> Records from a data collection
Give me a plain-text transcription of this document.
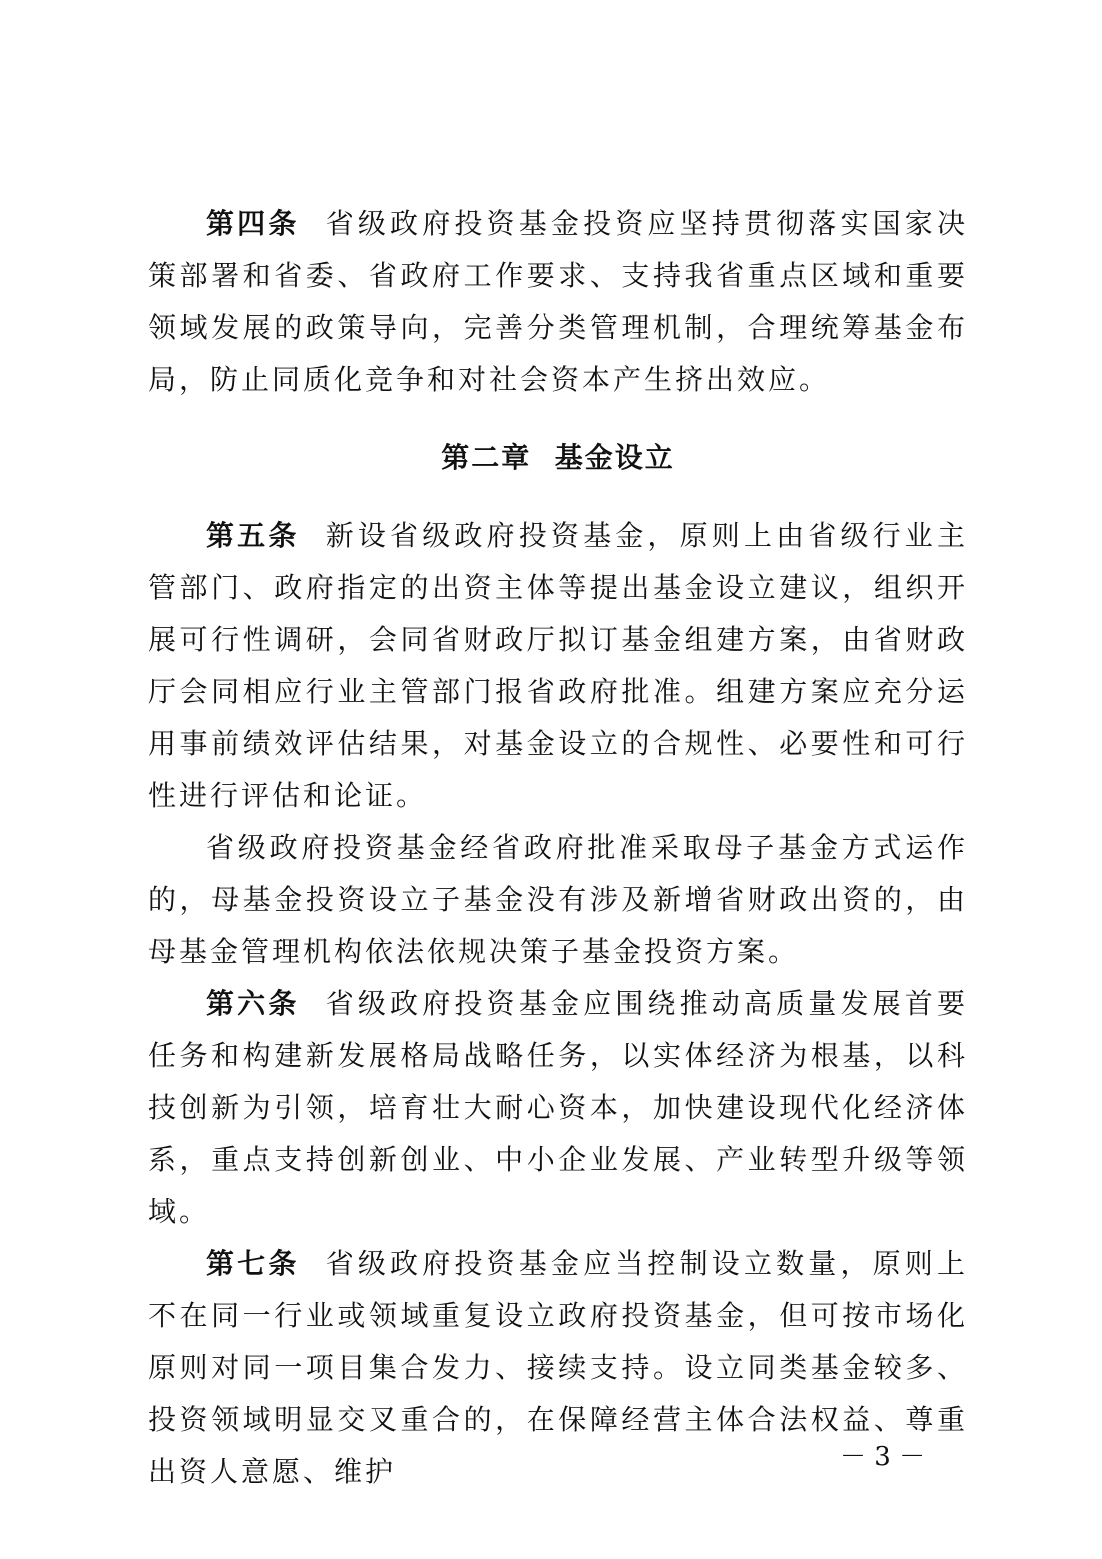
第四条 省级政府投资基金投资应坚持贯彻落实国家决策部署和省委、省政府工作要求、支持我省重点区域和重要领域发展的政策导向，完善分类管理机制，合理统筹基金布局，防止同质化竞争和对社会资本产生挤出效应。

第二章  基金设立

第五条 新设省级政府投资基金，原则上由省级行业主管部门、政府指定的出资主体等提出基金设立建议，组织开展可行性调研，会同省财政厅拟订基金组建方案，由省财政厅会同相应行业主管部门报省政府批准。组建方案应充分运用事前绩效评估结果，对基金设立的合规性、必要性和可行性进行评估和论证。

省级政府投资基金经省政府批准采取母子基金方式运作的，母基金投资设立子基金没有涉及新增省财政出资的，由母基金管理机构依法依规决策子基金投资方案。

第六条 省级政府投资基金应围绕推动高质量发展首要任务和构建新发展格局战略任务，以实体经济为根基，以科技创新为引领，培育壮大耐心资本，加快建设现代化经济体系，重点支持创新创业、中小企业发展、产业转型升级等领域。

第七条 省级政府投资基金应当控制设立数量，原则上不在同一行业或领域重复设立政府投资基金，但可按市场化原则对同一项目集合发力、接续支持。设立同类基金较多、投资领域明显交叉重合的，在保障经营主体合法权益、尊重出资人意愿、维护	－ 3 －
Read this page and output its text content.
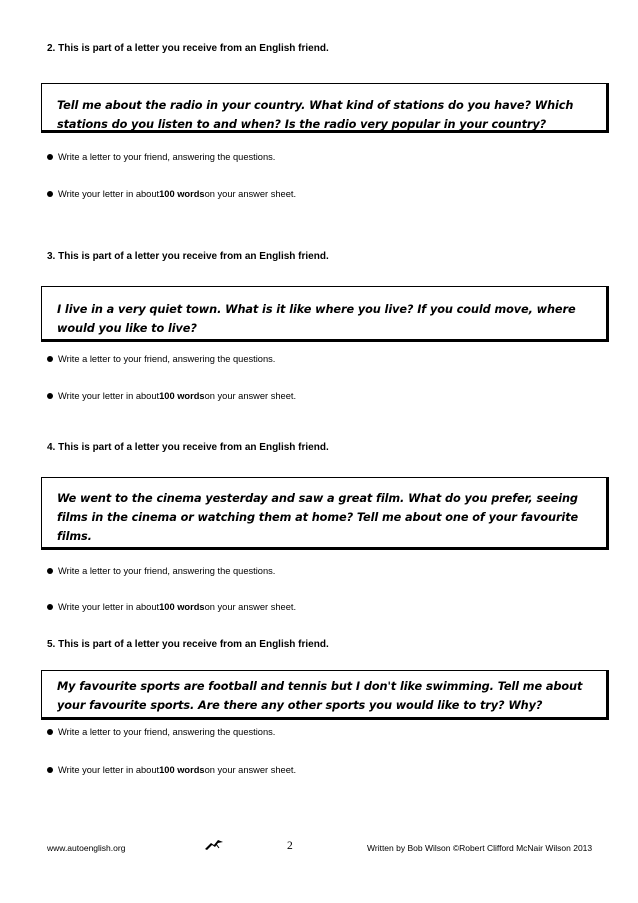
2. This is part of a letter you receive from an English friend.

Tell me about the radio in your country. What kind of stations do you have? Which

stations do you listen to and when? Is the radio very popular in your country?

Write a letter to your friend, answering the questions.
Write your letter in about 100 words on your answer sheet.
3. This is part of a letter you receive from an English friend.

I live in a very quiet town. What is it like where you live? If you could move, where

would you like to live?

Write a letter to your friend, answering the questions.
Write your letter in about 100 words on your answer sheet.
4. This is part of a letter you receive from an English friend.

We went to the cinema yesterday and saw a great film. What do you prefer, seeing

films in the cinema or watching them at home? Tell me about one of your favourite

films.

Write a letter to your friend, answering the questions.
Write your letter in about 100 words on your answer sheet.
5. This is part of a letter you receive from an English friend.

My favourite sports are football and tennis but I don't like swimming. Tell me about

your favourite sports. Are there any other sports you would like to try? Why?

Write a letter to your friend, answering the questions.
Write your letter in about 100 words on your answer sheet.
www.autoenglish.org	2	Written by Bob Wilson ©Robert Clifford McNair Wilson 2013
* * *
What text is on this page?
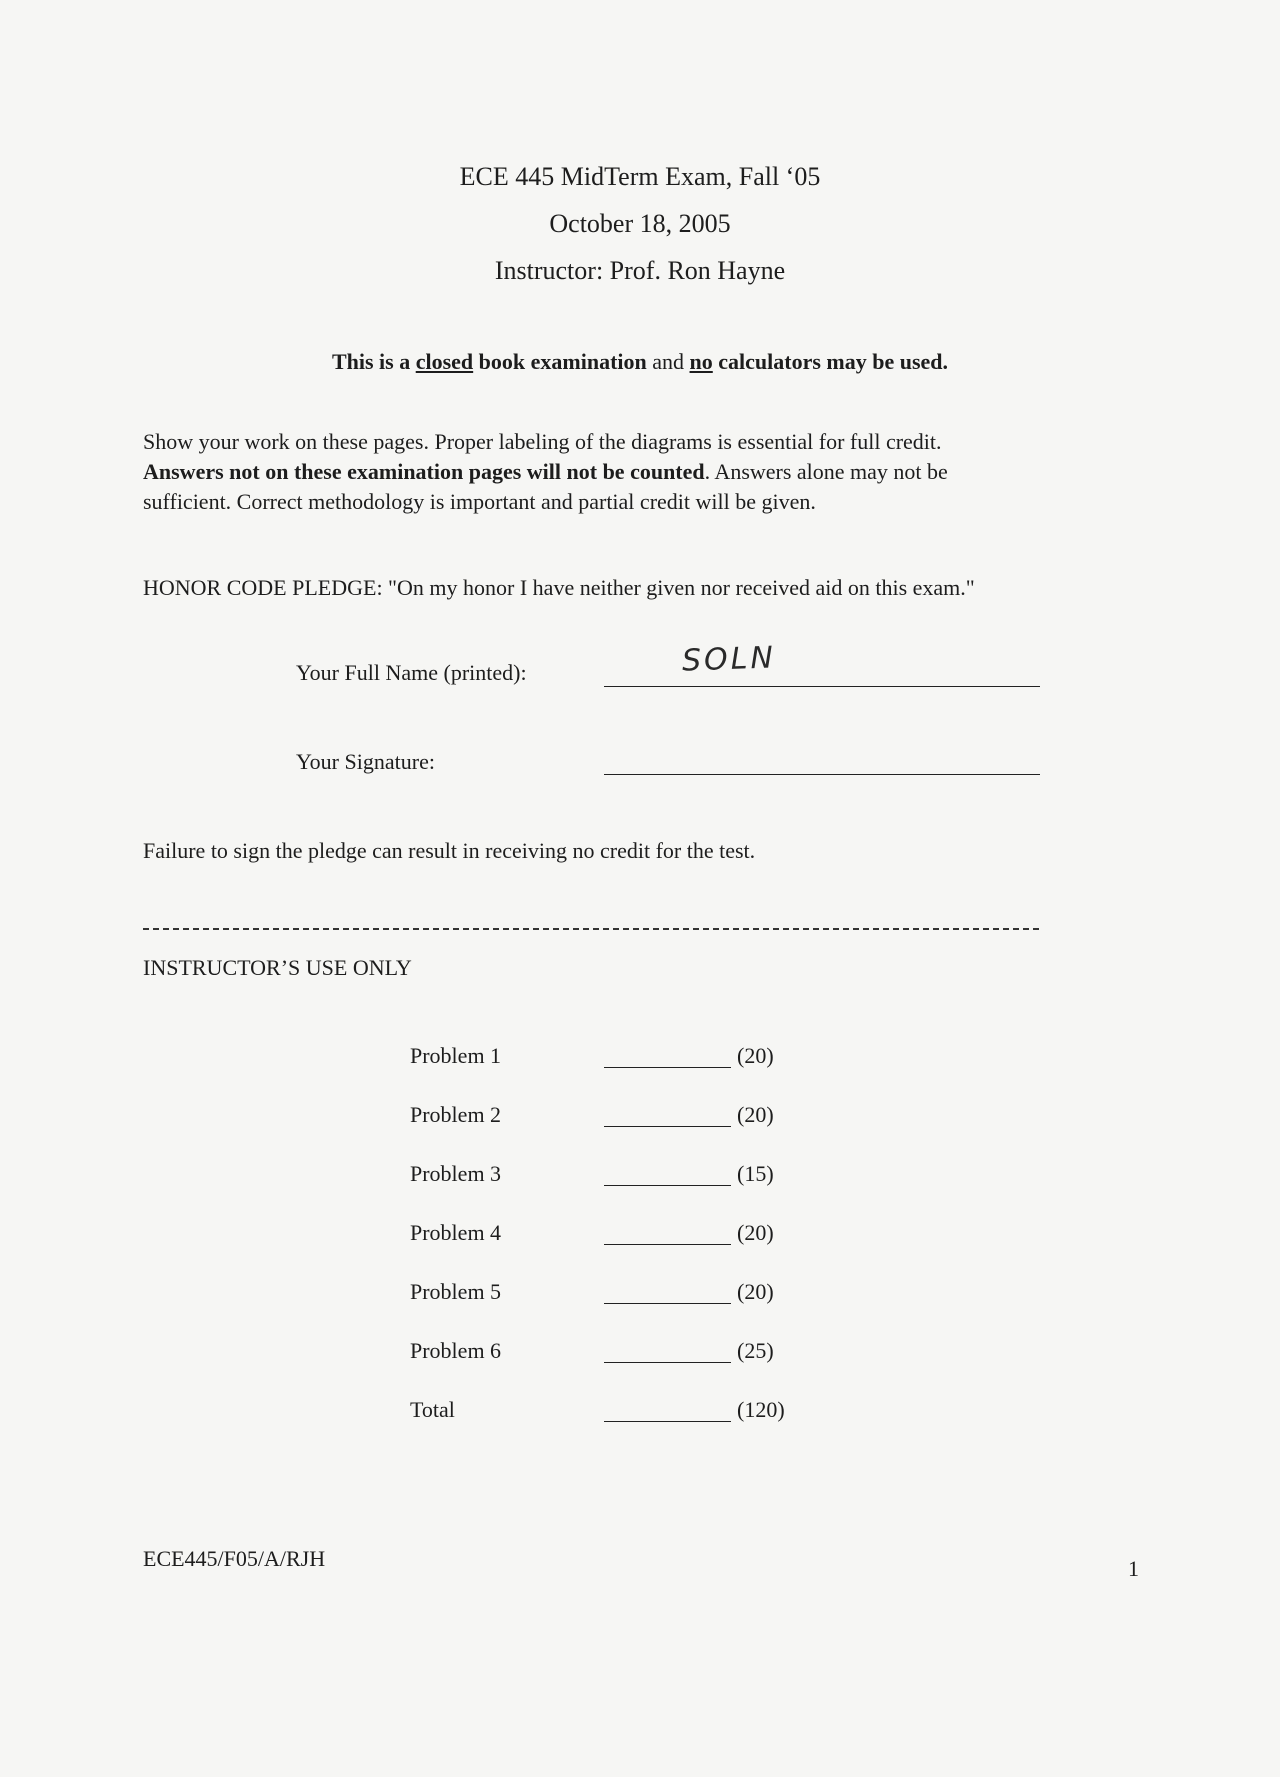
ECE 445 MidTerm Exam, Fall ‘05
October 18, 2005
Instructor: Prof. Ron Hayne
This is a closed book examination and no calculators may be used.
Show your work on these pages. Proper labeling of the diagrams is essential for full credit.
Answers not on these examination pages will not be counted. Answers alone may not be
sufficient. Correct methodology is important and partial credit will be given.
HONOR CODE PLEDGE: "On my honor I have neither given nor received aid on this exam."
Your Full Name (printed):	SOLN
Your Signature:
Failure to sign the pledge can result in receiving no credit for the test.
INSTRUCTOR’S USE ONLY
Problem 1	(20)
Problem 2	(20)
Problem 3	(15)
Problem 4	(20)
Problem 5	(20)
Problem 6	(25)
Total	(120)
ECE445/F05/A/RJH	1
---
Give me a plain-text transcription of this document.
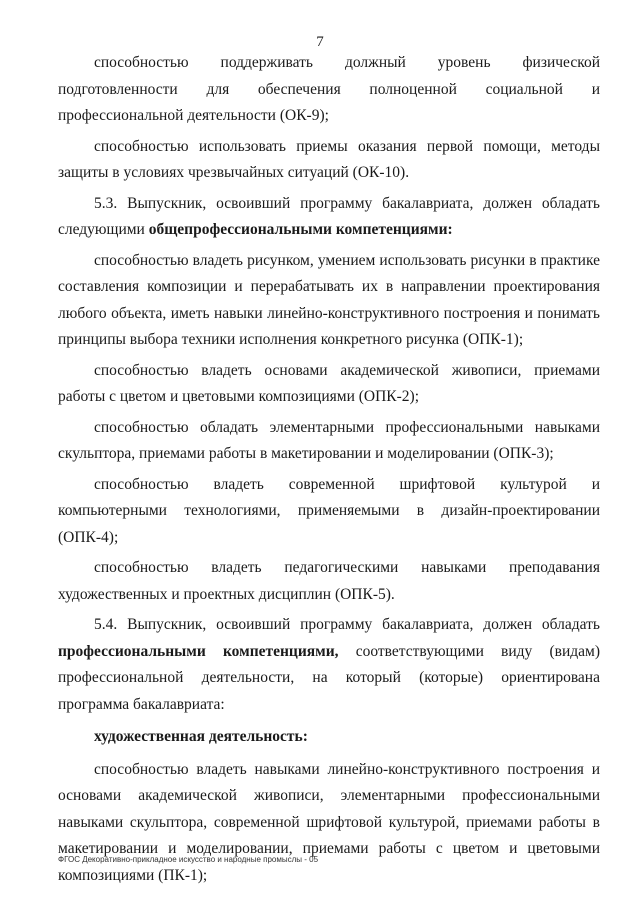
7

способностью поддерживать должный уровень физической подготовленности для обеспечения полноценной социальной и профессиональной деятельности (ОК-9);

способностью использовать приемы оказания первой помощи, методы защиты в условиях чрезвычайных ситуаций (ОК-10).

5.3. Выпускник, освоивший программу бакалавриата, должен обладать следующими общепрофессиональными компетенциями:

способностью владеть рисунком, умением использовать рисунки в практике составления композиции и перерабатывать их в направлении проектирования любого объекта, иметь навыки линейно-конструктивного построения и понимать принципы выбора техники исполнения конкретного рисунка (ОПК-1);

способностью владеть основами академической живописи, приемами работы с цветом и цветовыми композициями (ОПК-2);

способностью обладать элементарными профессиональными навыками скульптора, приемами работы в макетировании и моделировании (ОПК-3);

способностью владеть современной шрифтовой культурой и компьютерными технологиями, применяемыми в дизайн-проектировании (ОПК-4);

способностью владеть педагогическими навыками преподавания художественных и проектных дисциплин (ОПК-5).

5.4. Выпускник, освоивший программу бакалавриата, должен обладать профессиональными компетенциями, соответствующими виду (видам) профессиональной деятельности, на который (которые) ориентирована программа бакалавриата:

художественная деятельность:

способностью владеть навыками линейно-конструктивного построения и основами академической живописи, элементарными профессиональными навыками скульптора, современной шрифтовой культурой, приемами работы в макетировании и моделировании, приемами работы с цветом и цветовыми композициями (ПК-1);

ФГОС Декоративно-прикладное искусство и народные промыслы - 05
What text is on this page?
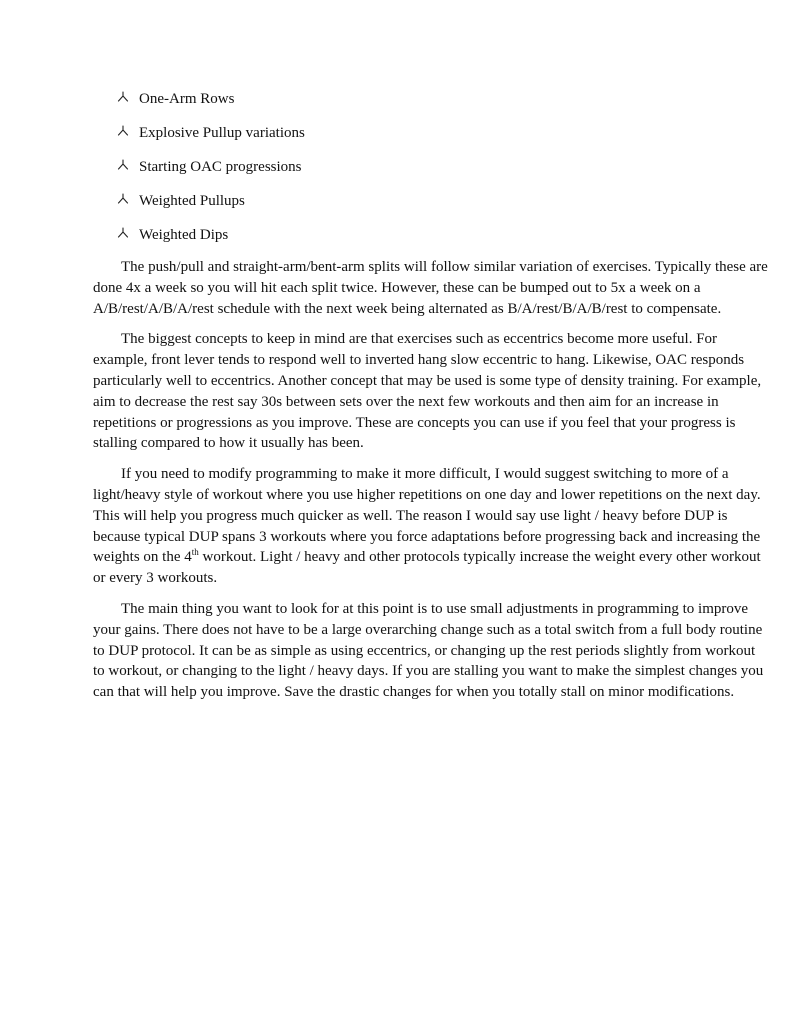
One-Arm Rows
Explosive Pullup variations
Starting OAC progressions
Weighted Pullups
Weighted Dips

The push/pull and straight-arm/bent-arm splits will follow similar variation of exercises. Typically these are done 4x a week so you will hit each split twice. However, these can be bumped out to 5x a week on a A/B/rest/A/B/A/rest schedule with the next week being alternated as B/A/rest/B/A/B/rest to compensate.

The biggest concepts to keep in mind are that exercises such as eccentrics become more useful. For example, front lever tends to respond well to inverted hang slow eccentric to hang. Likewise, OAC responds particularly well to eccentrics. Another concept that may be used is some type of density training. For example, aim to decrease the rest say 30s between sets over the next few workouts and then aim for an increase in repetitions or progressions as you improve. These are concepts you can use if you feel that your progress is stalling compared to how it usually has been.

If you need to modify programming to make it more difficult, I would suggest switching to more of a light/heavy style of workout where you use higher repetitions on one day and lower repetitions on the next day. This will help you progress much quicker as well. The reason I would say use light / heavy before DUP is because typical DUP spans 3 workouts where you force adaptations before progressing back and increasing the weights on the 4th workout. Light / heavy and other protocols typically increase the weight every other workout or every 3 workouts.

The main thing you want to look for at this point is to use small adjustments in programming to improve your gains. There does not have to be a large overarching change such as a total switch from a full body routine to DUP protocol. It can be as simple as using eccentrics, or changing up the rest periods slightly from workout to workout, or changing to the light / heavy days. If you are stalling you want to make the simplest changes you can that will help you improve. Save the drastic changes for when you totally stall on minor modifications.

> Aim
Only lines with the word "бакалавриата" should be collected from the material.

> Answer to the task
5.3. Выпускник, освоивший программу бакалавриата, должен обладать следующими общепрофессиональными компетенциями:
5.4. Выпускник, освоивший программу бакалавриата, должен обладать профессиональными компетенциями, соответствующими виду (видам) профессиональной деятельности, на который (которые) ориентирована программа бакалавриата:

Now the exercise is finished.